- _Do this_
Write out the rows again, everything from the one containing "265, 477, 273]" down to the one containing "259, 1301, 281]", and change "device-model" to "hardware-model" throughout them while leaving the rest as it is.

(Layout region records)
◇ ◇ ◇ ◇ ◇ ◇ ◇

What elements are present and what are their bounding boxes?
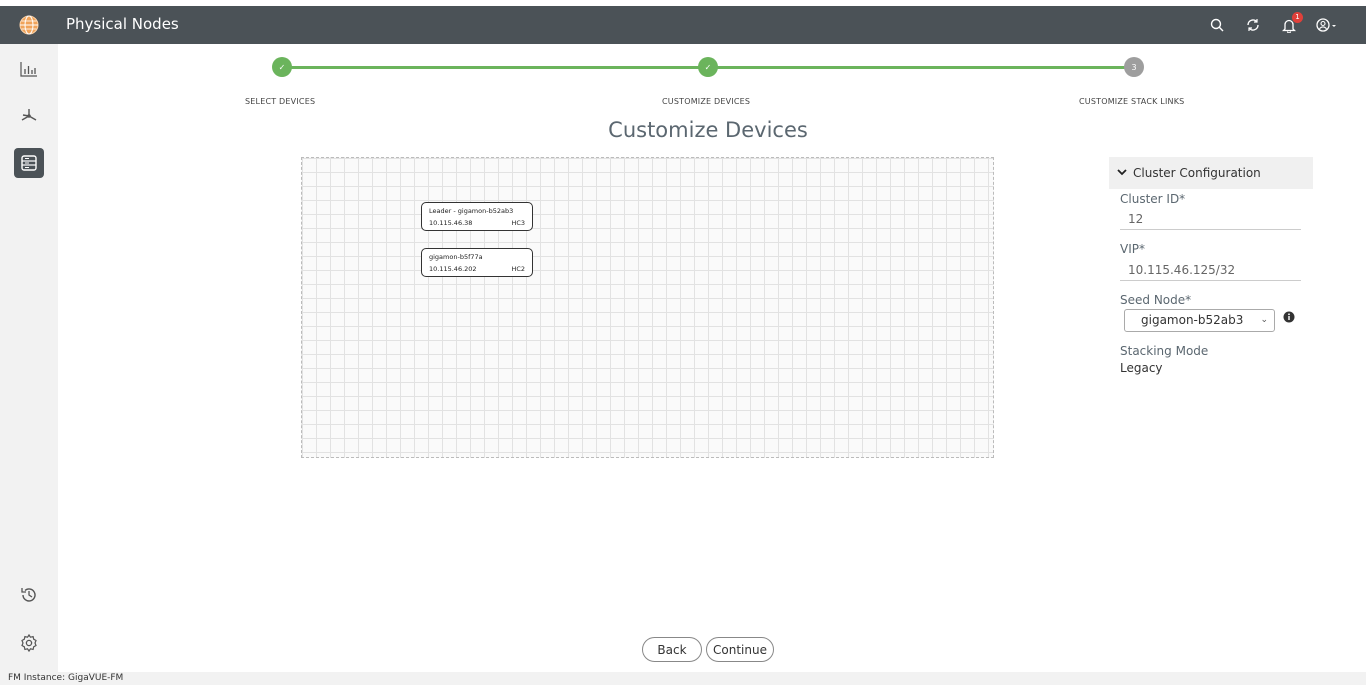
device-ip: 10.115.46.202	[429, 265, 477, 273]
seed-node-label: Seed Node*	[1120, 293, 1192, 307]
back-button[interactable]: Back	[642, 637, 702, 662]
step-connector-2	[717, 66, 1131, 69]
instance-label: FM Instance:	[8, 673, 66, 683]
cluster-config-panel: Cluster Configuration Cluster ID* 12 VIP…	[1109, 157, 1313, 375]
device-model: HC2	[511, 265, 525, 273]
server-icon[interactable]	[14, 148, 44, 178]
device-ip: 10.115.46.38	[429, 219, 473, 227]
step-2-label: CUSTOMIZE DEVICES	[662, 97, 751, 106]
step-3-label: CUSTOMIZE STACK LINKS	[1079, 97, 1185, 106]
stacking-mode-label: Stacking Mode	[1120, 344, 1209, 358]
step-connector-1	[291, 66, 708, 69]
chevron-down-icon	[1117, 168, 1127, 179]
device-canvas[interactable]: Leader - gigamon-b52ab3 10.115.46.38 HC3…	[301, 157, 994, 458]
continue-button[interactable]: Continue	[706, 637, 774, 662]
page-header-title: Physical Nodes	[66, 15, 179, 33]
vip-label: VIP*	[1120, 242, 1145, 256]
cluster-config-title: Cluster Configuration	[1133, 166, 1261, 180]
device-name: gigamon-b5f77a	[429, 253, 483, 261]
instance-value: GigaVUE-FM	[68, 673, 124, 683]
device-model: HC3	[511, 219, 525, 227]
globe-icon[interactable]	[0, 6, 58, 44]
device-card[interactable]: Leader - gigamon-b52ab3 10.115.46.38 HC3	[421, 202, 533, 231]
step-1-label: SELECT DEVICES	[245, 97, 316, 106]
cluster-id-field[interactable]: 12	[1120, 208, 1301, 230]
bell-icon[interactable]: 1	[1278, 12, 1303, 36]
vip-field[interactable]: 10.115.46.125/32	[1120, 259, 1301, 281]
device-card[interactable]: gigamon-b5f77a 10.115.46.202 HC2	[421, 248, 533, 277]
seed-node-select[interactable]: gigamon-b52ab3 ⌄	[1124, 309, 1275, 332]
refresh-icon[interactable]	[1242, 14, 1264, 36]
app-header: Physical Nodes 1	[0, 6, 1366, 44]
gear-icon[interactable]	[14, 628, 44, 658]
info-icon[interactable]	[1283, 308, 1295, 323]
stacking-mode-value: Legacy	[1120, 361, 1163, 375]
page-title: Customize Devices	[608, 118, 808, 142]
cluster-id-label: Cluster ID*	[1120, 192, 1186, 206]
user-icon[interactable]	[1314, 14, 1340, 36]
step-3-marker[interactable]: 3	[1124, 57, 1144, 77]
device-name: Leader - gigamon-b52ab3	[429, 207, 514, 215]
bar-chart-icon[interactable]	[14, 54, 44, 84]
footer: FM Instance: GigaVUE-FM	[0, 672, 1366, 685]
step-2-marker[interactable]: ✓	[698, 57, 718, 77]
chevron-down-icon: ⌄	[1260, 315, 1268, 325]
search-icon[interactable]	[1206, 14, 1228, 36]
notification-badge: 1	[1292, 12, 1303, 23]
seed-node-value: gigamon-b52ab3	[1141, 313, 1244, 327]
step-1-marker[interactable]: ✓	[272, 57, 292, 77]
history-icon[interactable]	[14, 580, 44, 610]
cluster-config-header[interactable]: Cluster Configuration	[1109, 157, 1313, 189]
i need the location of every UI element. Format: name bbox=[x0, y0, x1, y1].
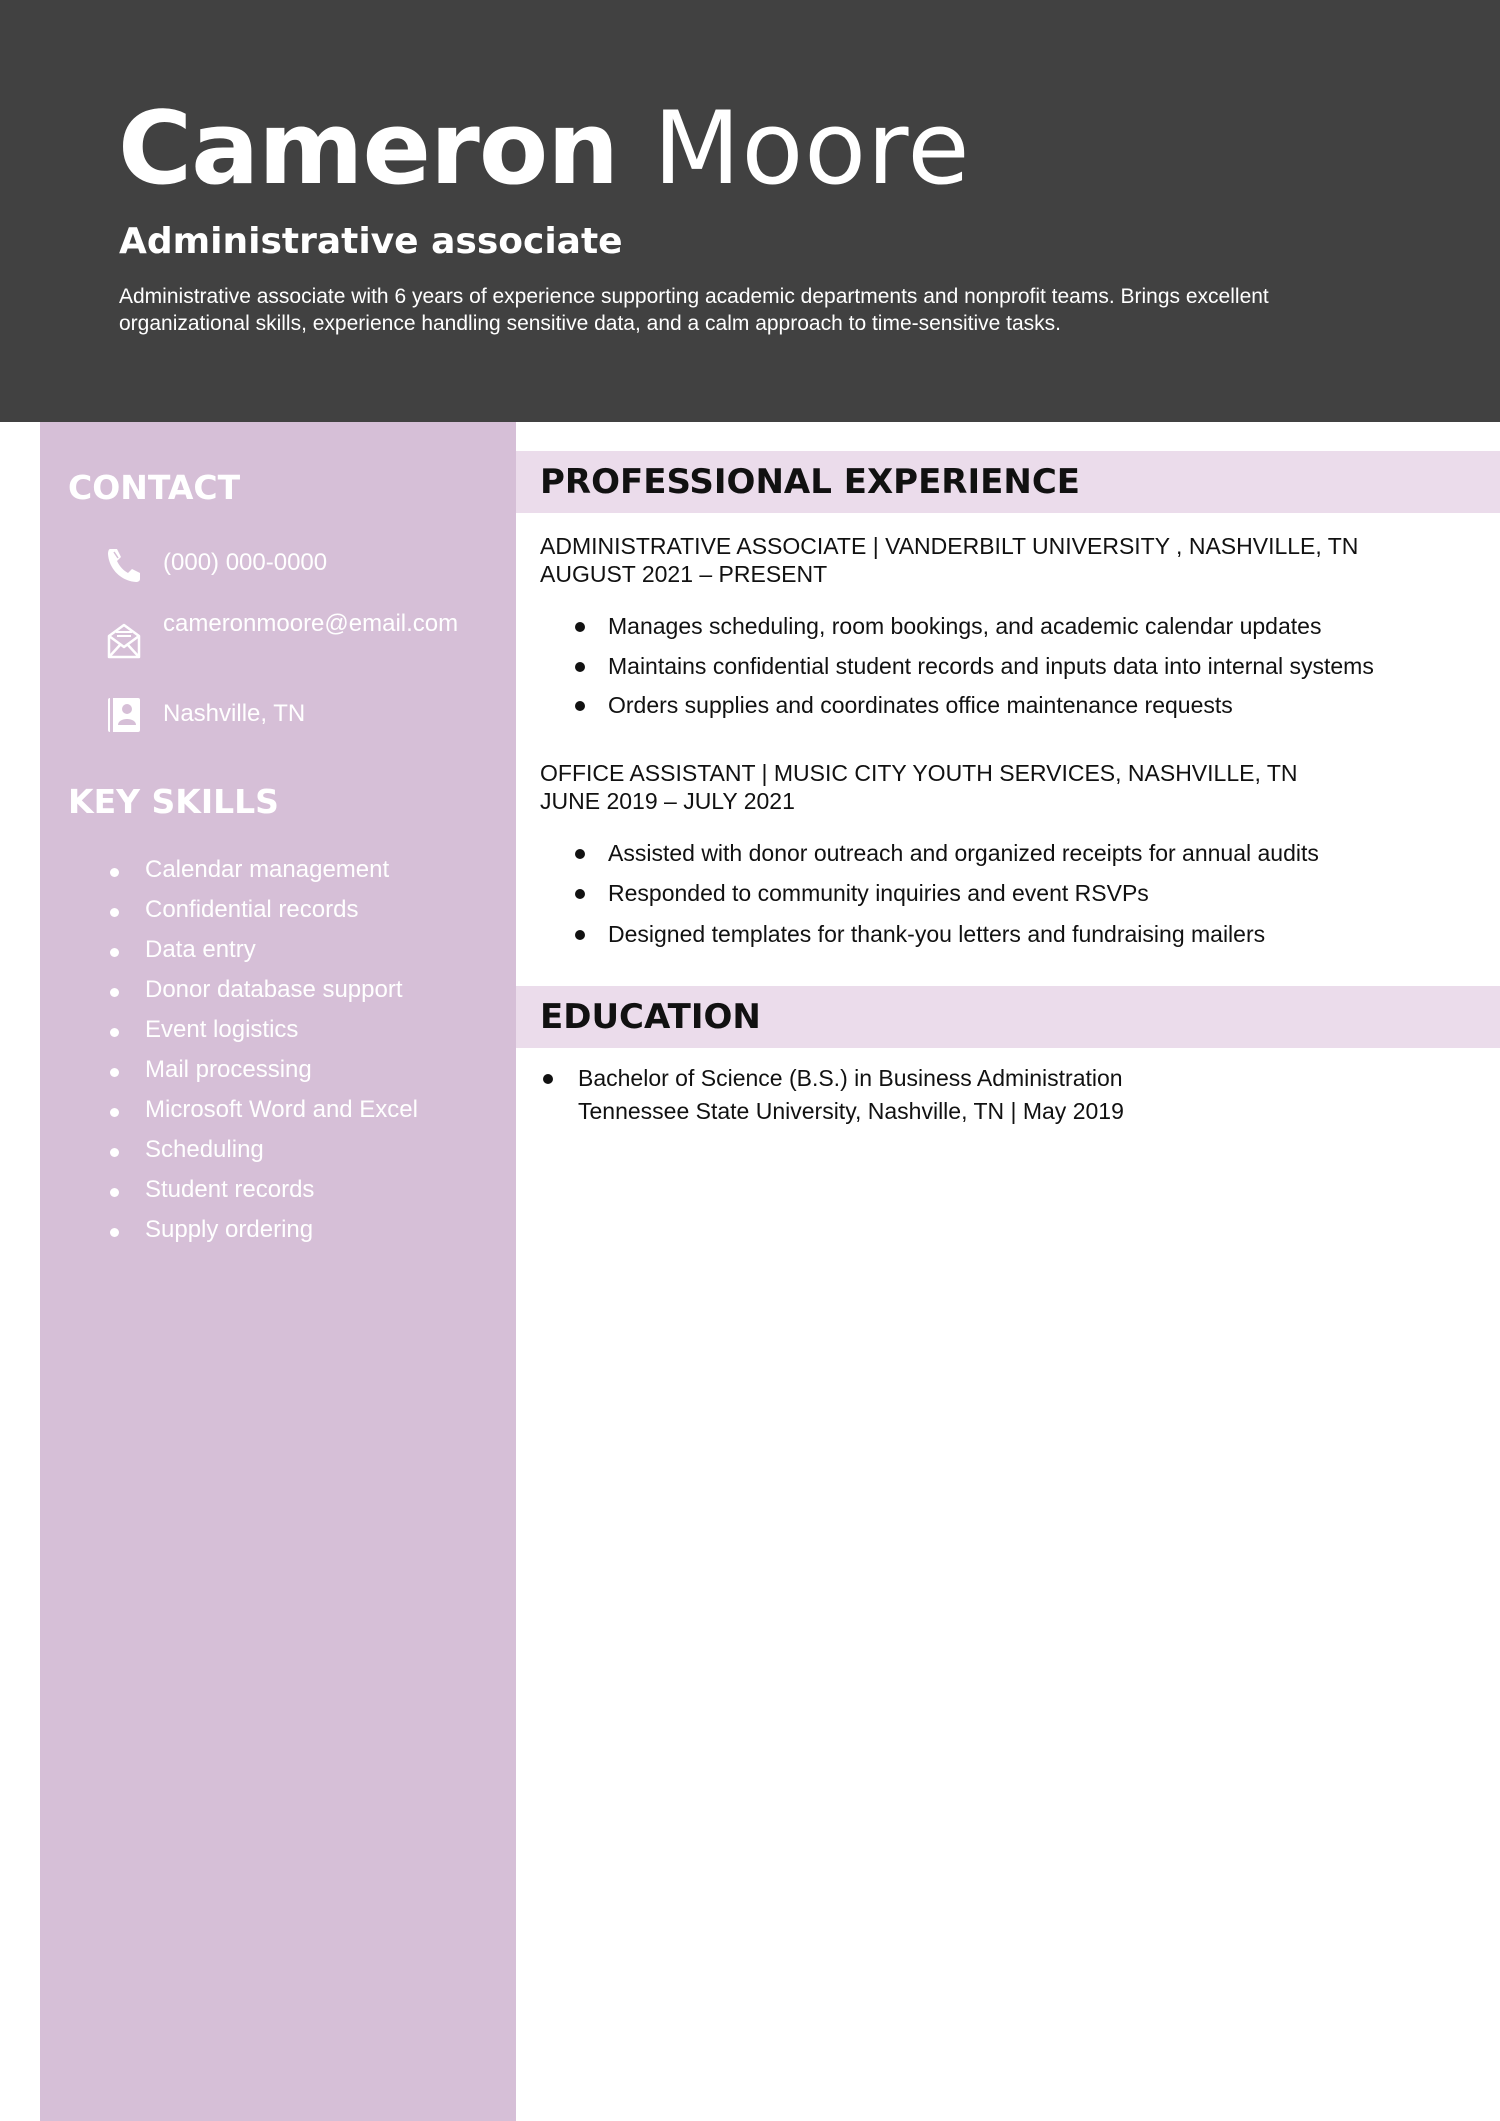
bullet-dot-icon bbox=[543, 1074, 553, 1084]
first-name: Cameron bbox=[118, 89, 619, 207]
skill-label: Student records bbox=[145, 1176, 315, 1203]
bullet-dot-icon bbox=[110, 1228, 119, 1237]
skill-label: Microsoft Word and Excel bbox=[145, 1096, 418, 1123]
skill-label: Mail processing bbox=[145, 1056, 312, 1083]
skill-label: Donor database support bbox=[145, 976, 403, 1003]
bullet-dot-icon bbox=[110, 1108, 119, 1117]
skill-label: Calendar management bbox=[145, 856, 390, 883]
skill-label: Supply ordering bbox=[145, 1216, 314, 1243]
job-bullet-text: Responded to community inquiries and eve… bbox=[608, 880, 1149, 906]
skill-label: Data entry bbox=[145, 936, 256, 963]
envelope-icon bbox=[107, 623, 141, 659]
skill-label: Scheduling bbox=[145, 1136, 264, 1163]
phone-icon bbox=[108, 549, 140, 582]
education-degree: Bachelor of Science (B.S.) in Business A… bbox=[578, 1065, 1123, 1091]
candidate-name: Cameron Moore bbox=[118, 88, 970, 208]
contact-location: Nashville, TN bbox=[163, 700, 306, 727]
bullet-dot-icon bbox=[575, 889, 585, 899]
resume-header: Cameron Moore Administrative associate A… bbox=[0, 0, 1500, 422]
job-entry: ADMINISTRATIVE ASSOCIATE | VANDERBILT UN… bbox=[540, 532, 1480, 718]
contact-phone: (000) 000-0000 bbox=[163, 549, 328, 576]
experience-heading: PROFESSIONAL EXPERIENCE bbox=[540, 462, 1080, 502]
education-heading: EDUCATION bbox=[540, 997, 761, 1037]
bullet-dot-icon bbox=[575, 930, 585, 940]
job-bullet-text: Manages scheduling, room bookings, and a… bbox=[608, 613, 1322, 639]
sidebar bbox=[40, 422, 516, 2121]
job-dates: JUNE 2019 – JULY 2021 bbox=[540, 788, 795, 814]
job-title: Administrative associate bbox=[119, 221, 623, 262]
bullet-dot-icon bbox=[110, 1028, 119, 1037]
bullet-dot-icon bbox=[110, 948, 119, 957]
bullet-dot-icon bbox=[110, 1148, 119, 1157]
contact-heading: CONTACT bbox=[68, 468, 241, 507]
job-bullet-text: Orders supplies and coordinates office m… bbox=[608, 692, 1233, 718]
job-bullet-text: Assisted with donor outreach and organiz… bbox=[608, 840, 1319, 866]
bullet-dot-icon bbox=[110, 908, 119, 917]
job-title-line: OFFICE ASSISTANT | MUSIC CITY YOUTH SERV… bbox=[540, 760, 1298, 786]
job-title-line: ADMINISTRATIVE ASSOCIATE | VANDERBILT UN… bbox=[540, 533, 1359, 559]
skill-label: Confidential records bbox=[145, 896, 359, 923]
profile-summary: Administrative associate with 6 years of… bbox=[119, 285, 1269, 335]
education-school: Tennessee State University, Nashville, T… bbox=[578, 1098, 1124, 1124]
bullet-dot-icon bbox=[110, 988, 119, 997]
skills-heading: KEY SKILLS bbox=[68, 782, 279, 821]
skill-label: Event logistics bbox=[145, 1016, 299, 1043]
bullet-dot-icon bbox=[110, 1068, 119, 1077]
bullet-dot-icon bbox=[575, 662, 585, 672]
job-entry: OFFICE ASSISTANT | MUSIC CITY YOUTH SERV… bbox=[540, 759, 1480, 947]
bullet-dot-icon bbox=[110, 1188, 119, 1197]
address-book-icon bbox=[108, 698, 140, 732]
experience-section-band: PROFESSIONAL EXPERIENCE bbox=[516, 451, 1500, 513]
education-section-band: EDUCATION bbox=[516, 986, 1500, 1048]
last-name: Moore bbox=[653, 89, 971, 207]
bullet-dot-icon bbox=[575, 622, 585, 632]
job-dates: AUGUST 2021 – PRESENT bbox=[540, 561, 828, 587]
job-bullet-text: Maintains confidential student records a… bbox=[608, 653, 1374, 679]
bullet-dot-icon bbox=[575, 701, 585, 711]
contact-email[interactable]: cameronmoore@email.com bbox=[163, 610, 463, 638]
job-bullet-text: Designed templates for thank-you letters… bbox=[608, 921, 1266, 947]
bullet-dot-icon bbox=[110, 868, 119, 877]
bullet-dot-icon bbox=[575, 849, 585, 859]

◇ ◇ ◇ ◇ ◇ ◇ ◇

- _Response_
device-ip: 10.115.46.202	[429, 265, 477, 273]
seed-node-label: Seed Node*	[1120, 293, 1192, 307]
back-button[interactable]: Back	[642, 637, 702, 662]
step-connector-2	[717, 66, 1131, 69]
instance-label: FM Instance:	[8, 673, 66, 683]
cluster-config-panel: Cluster Configuration Cluster ID* 12 VIP…	[1109, 157, 1313, 375]
hardware-model: HC2	[511, 265, 525, 273]
server-icon[interactable]	[14, 148, 44, 178]
device-ip: 10.115.46.38	[429, 219, 473, 227]
step-2-label: CUSTOMIZE DEVICES	[662, 97, 751, 106]
step-3-label: CUSTOMIZE STACK LINKS	[1079, 97, 1185, 106]
stacking-mode-label: Stacking Mode	[1120, 344, 1209, 358]
step-connector-1	[291, 66, 708, 69]
chevron-down-icon	[1117, 168, 1127, 179]
device-canvas[interactable]: Leader - gigamon-b52ab3 10.115.46.38 HC3…	[301, 157, 994, 458]
continue-button[interactable]: Continue	[706, 637, 774, 662]
page-header-title: Physical Nodes	[66, 15, 179, 33]
vip-label: VIP*	[1120, 242, 1145, 256]
cluster-config-title: Cluster Configuration	[1133, 166, 1261, 180]
device-name: gigamon-b5f77a	[429, 253, 483, 261]
instance-value: GigaVUE-FM	[68, 673, 124, 683]
hardware-model: HC3	[511, 219, 525, 227]
globe-icon[interactable]	[0, 6, 58, 44]
device-card[interactable]: Leader - gigamon-b52ab3 10.115.46.38 HC3	[421, 202, 533, 231]
step-1-label: SELECT DEVICES	[245, 97, 316, 106]
cluster-id-field[interactable]: 12	[1120, 208, 1301, 230]
bell-icon[interactable]: 1	[1278, 12, 1303, 36]
vip-field[interactable]: 10.115.46.125/32	[1120, 259, 1301, 281]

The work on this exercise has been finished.